(PROBLEM DESCRIPTION):
Pictures aside, repeat every entry exactly.

Extracted records
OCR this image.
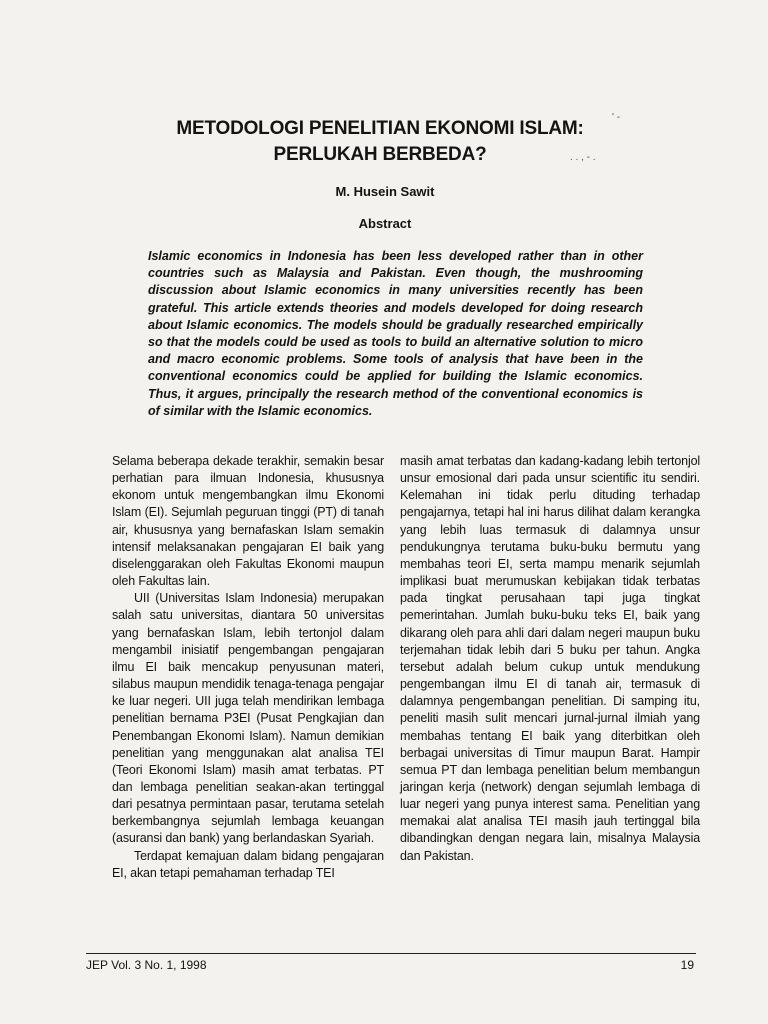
METODOLOGI PENELITIAN EKONOMI ISLAM:
PERLUKAH BERBEDA?
' -
. . , - .
M. Husein Sawit
Abstract

Islamic economics in Indonesia has been less developed rather than in other countries such as Malaysia and Pakistan. Even though, the mushrooming discussion about Islamic economics in many universities recently has been grateful. This article extends theories and models developed for doing research about Islamic economics. The models should be gradually researched empirically so that the models could be used as tools to build an alternative solution to micro and macro economic problems. Some tools of analysis that have been in the conventional economics could be applied for building the Islamic economics. Thus, it argues, principally the research method of the conventional economics is of similar with the Islamic economics.

Selama beberapa dekade terakhir, semakin besar perhatian para ilmuan Indonesia, khususnya ekonom untuk mengembangkan ilmu Ekonomi Islam (EI). Sejumlah peguruan tinggi (PT) di tanah air, khususnya yang bernafaskan Islam semakin intensif melaksanakan pengajaran EI baik yang diselenggarakan oleh Fakultas Ekonomi maupun oleh Fakultas lain.

UII (Universitas Islam Indonesia) merupakan salah satu universitas, diantara 50 universitas yang bernafaskan Islam, lebih tertonjol dalam mengambil inisiatif pengembangan pengajaran ilmu EI baik mencakup penyusunan materi, silabus maupun mendidik tenaga-tenaga pengajar ke luar negeri. UII juga telah mendirikan lembaga penelitian bernama P3EI (Pusat Pengkajian dan Penembangan Ekonomi Islam). Namun demikian penelitian yang menggunakan alat analisa TEI (Teori Ekonomi Islam) masih amat terbatas. PT dan lembaga penelitian seakan-akan tertinggal dari pesatnya permintaan pasar, terutama setelah berkembangnya sejumlah lembaga keuangan (asuransi dan bank) yang berlandaskan Syariah.

Terdapat kemajuan dalam bidang pengajaran EI, akan tetapi pemahaman terhadap TEI

masih amat terbatas dan kadang-kadang lebih tertonjol unsur emosional dari pada unsur scientific itu sendiri. Kelemahan ini tidak perlu dituding terhadap pengajarnya, tetapi hal ini harus dilihat dalam kerangka yang lebih luas termasuk di dalamnya unsur pendukungnya terutama buku-buku bermutu yang membahas teori EI, serta mampu menarik sejumlah implikasi buat merumuskan kebijakan tidak terbatas pada tingkat perusahaan tapi juga tingkat pemerintahan. Jumlah buku-buku teks EI, baik yang dikarang oleh para ahli dari dalam negeri maupun buku terjemahan tidak lebih dari 5 buku per tahun. Angka tersebut adalah belum cukup untuk mendukung pengembangan ilmu EI di tanah air, termasuk di dalamnya pengembangan penelitian. Di samping itu, peneliti masih sulit mencari jurnal-jurnal ilmiah yang membahas tentang EI baik yang diterbitkan oleh berbagai universitas di Timur maupun Barat. Hampir semua PT dan lembaga penelitian belum membangun jaringan kerja (network) dengan sejumlah lembaga di luar negeri yang punya interest sama. Penelitian yang memakai alat analisa TEI masih jauh tertinggal bila dibandingkan dengan negara lain, misalnya Malaysia dan Pakistan.

JEP Vol. 3 No. 1, 1998	19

(SOLUTION):
OCR this image.
METODOLOGI PENELITIAN EKONOMI ISLAM:
PERLUKAH BERBEDA?
' -
. . , - .
M. Husein Sawit
Abstract

Islamic economics in Indonesia has been less developed rather than in other countries such as Malaysia and Pakistan. Even though, the mushrooming discussion about Islamic economics in many universities recently has been grateful. This article extends theories and models developed for doing research about Islamic economics. The models should be gradually researched empirically so that the models could be used as tools to build an alternative solution to micro and macro economic problems. Some tools of analysis that have been in the conventional economics could be applied for building the Islamic economics. Thus, it argues, principally the research method of the conventional economics is of similar with the Islamic economics.

Selama beberapa dekade terakhir, semakin besar perhatian para ilmuan Indonesia, khususnya ekonom untuk mengembangkan ilmu Ekonomi Islam (EI). Sejumlah peguruan tinggi (PT) di tanah air, khususnya yang bernafaskan Islam semakin intensif melaksanakan pengajaran EI baik yang diselenggarakan oleh Fakultas Ekonomi maupun oleh Fakultas lain.

UII (Universitas Islam Indonesia) merupakan salah satu universitas, diantara 50 universitas yang bernafaskan Islam, lebih tertonjol dalam mengambil inisiatif pengembangan pengajaran ilmu EI baik mencakup penyusunan materi, silabus maupun mendidik tenaga-tenaga pengajar ke luar negeri. UII juga telah mendirikan lembaga penelitian bernama P3EI (Pusat Pengkajian dan Penembangan Ekonomi Islam). Namun demikian penelitian yang menggunakan alat analisa TEI (Teori Ekonomi Islam) masih amat terbatas. PT dan lembaga penelitian seakan-akan tertinggal dari pesatnya permintaan pasar, terutama setelah berkembangnya sejumlah lembaga keuangan (asuransi dan bank) yang berlandaskan Syariah.

Terdapat kemajuan dalam bidang pengajaran EI, akan tetapi pemahaman terhadap TEI

masih amat terbatas dan kadang-kadang lebih tertonjol unsur emosional dari pada unsur scientific itu sendiri. Kelemahan ini tidak perlu dituding terhadap pengajarnya, tetapi hal ini harus dilihat dalam kerangka yang lebih luas termasuk di dalamnya unsur pendukungnya terutama buku-buku bermutu yang membahas teori EI, serta mampu menarik sejumlah implikasi buat merumuskan kebijakan tidak terbatas pada tingkat perusahaan tapi juga tingkat pemerintahan. Jumlah buku-buku teks EI, baik yang dikarang oleh para ahli dari dalam negeri maupun buku terjemahan tidak lebih dari 5 buku per tahun. Angka tersebut adalah belum cukup untuk mendukung pengembangan ilmu EI di tanah air, termasuk di dalamnya pengembangan penelitian. Di samping itu, peneliti masih sulit mencari jurnal-jurnal ilmiah yang membahas tentang EI baik yang diterbitkan oleh berbagai universitas di Timur maupun Barat. Hampir semua PT dan lembaga penelitian belum membangun jaringan kerja (network) dengan sejumlah lembaga di luar negeri yang punya interest sama. Penelitian yang memakai alat analisa TEI masih jauh tertinggal bila dibandingkan dengan negara lain, misalnya Malaysia dan Pakistan.

JEP Vol. 3 No. 1, 1998	19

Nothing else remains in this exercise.